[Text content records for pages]
○ ○ ○ ○ ○ ○ ○

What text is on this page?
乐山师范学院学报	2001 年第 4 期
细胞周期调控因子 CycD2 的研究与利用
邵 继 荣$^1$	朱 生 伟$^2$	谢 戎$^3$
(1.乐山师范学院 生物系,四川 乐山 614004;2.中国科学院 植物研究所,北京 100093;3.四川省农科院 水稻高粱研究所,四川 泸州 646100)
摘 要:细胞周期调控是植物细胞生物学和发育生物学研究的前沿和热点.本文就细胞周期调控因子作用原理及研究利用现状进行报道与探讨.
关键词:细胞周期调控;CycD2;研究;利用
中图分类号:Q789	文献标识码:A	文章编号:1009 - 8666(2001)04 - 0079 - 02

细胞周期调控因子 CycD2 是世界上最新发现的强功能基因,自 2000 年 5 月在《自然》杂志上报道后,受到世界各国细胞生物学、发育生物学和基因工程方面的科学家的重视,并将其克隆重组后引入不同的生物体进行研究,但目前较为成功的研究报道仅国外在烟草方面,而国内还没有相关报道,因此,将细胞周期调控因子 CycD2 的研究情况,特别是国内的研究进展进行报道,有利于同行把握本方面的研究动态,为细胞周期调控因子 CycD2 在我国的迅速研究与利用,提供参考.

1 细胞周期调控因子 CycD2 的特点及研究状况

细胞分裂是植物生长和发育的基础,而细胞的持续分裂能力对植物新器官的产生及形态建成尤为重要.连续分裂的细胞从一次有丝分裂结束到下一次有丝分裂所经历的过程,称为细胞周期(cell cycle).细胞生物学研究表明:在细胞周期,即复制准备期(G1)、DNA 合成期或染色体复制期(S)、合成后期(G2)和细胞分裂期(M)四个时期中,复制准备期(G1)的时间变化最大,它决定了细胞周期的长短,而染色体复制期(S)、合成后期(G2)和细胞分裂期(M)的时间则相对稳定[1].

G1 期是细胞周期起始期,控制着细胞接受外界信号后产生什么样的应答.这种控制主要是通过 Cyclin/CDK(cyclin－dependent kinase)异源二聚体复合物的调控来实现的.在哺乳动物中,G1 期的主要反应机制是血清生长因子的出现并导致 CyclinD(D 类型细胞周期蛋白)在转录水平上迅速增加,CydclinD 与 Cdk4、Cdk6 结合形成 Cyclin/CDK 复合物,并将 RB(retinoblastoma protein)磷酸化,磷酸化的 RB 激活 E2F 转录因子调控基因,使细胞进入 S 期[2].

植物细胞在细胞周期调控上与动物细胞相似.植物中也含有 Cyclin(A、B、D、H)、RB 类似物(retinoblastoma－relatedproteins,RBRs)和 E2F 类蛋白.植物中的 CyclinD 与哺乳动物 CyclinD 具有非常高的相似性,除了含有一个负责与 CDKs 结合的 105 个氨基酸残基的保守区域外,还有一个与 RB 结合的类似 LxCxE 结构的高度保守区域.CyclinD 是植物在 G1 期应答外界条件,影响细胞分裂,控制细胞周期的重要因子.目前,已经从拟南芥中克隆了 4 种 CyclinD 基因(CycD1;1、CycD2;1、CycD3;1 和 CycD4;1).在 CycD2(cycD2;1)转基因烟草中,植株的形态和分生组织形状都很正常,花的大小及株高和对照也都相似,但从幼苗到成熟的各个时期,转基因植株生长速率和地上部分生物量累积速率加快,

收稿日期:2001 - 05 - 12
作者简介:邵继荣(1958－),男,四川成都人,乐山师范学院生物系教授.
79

○ ○ ○ ○ ○ ○ ○

WORK TO BE COMPLETED. Write out every record shown above, word for word.

WRITTEN ANSWER.
What text is on this page?
乐山师范学院学报	2001 年第 4 期
细胞周期调控因子 CycD2 的研究与利用
邵 继 荣$^1$	朱 生 伟$^2$	谢 戎$^3$
(1.乐山师范学院 生物系,四川 乐山 614004;2.中国科学院 植物研究所,北京 100093;3.四川省农科院 水稻高粱研究所,四川 泸州 646100)
摘 要:细胞周期调控是植物细胞生物学和发育生物学研究的前沿和热点.本文就细胞周期调控因子作用原理及研究利用现状进行报道与探讨.
关键词:细胞周期调控;CycD2;研究;利用
中图分类号:Q789	文献标识码:A	文章编号:1009 - 8666(2001)04 - 0079 - 02

细胞周期调控因子 CycD2 是世界上最新发现的强功能基因,自 2000 年 5 月在《自然》杂志上报道后,受到世界各国细胞生物学、发育生物学和基因工程方面的科学家的重视,并将其克隆重组后引入不同的生物体进行研究,但目前较为成功的研究报道仅国外在烟草方面,而国内还没有相关报道,因此,将细胞周期调控因子 CycD2 的研究情况,特别是国内的研究进展进行报道,有利于同行把握本方面的研究动态,为细胞周期调控因子 CycD2 在我国的迅速研究与利用,提供参考.

1 细胞周期调控因子 CycD2 的特点及研究状况

细胞分裂是植物生长和发育的基础,而细胞的持续分裂能力对植物新器官的产生及形态建成尤为重要.连续分裂的细胞从一次有丝分裂结束到下一次有丝分裂所经历的过程,称为细胞周期(cell cycle).细胞生物学研究表明:在细胞周期,即复制准备期(G1)、DNA 合成期或染色体复制期(S)、合成后期(G2)和细胞分裂期(M)四个时期中,复制准备期(G1)的时间变化最大,它决定了细胞周期的长短,而染色体复制期(S)、合成后期(G2)和细胞分裂期(M)的时间则相对稳定[1].

G1 期是细胞周期起始期,控制着细胞接受外界信号后产生什么样的应答.这种控制主要是通过 Cyclin/CDK(cyclin－dependent kinase)异源二聚体复合物的调控来实现的.在哺乳动物中,G1 期的主要反应机制是血清生长因子的出现并导致 CyclinD(D 类型细胞周期蛋白)在转录水平上迅速增加,CydclinD 与 Cdk4、Cdk6 结合形成 Cyclin/CDK 复合物,并将 RB(retinoblastoma protein)磷酸化,磷酸化的 RB 激活 E2F 转录因子调控基因,使细胞进入 S 期[2].

植物细胞在细胞周期调控上与动物细胞相似.植物中也含有 Cyclin(A、B、D、H)、RB 类似物(retinoblastoma－relatedproteins,RBRs)和 E2F 类蛋白.植物中的 CyclinD 与哺乳动物 CyclinD 具有非常高的相似性,除了含有一个负责与 CDKs 结合的 105 个氨基酸残基的保守区域外,还有一个与 RB 结合的类似 LxCxE 结构的高度保守区域.CyclinD 是植物在 G1 期应答外界条件,影响细胞分裂,控制细胞周期的重要因子.目前,已经从拟南芥中克隆了 4 种 CyclinD 基因(CycD1;1、CycD2;1、CycD3;1 和 CycD4;1).在 CycD2(cycD2;1)转基因烟草中,植株的形态和分生组织形状都很正常,花的大小及株高和对照也都相似,但从幼苗到成熟的各个时期,转基因植株生长速率和地上部分生物量累积速率加快,

收稿日期:2001 - 05 - 12
作者简介:邵继荣(1958－),男,四川成都人,乐山师范学院生物系教授.
79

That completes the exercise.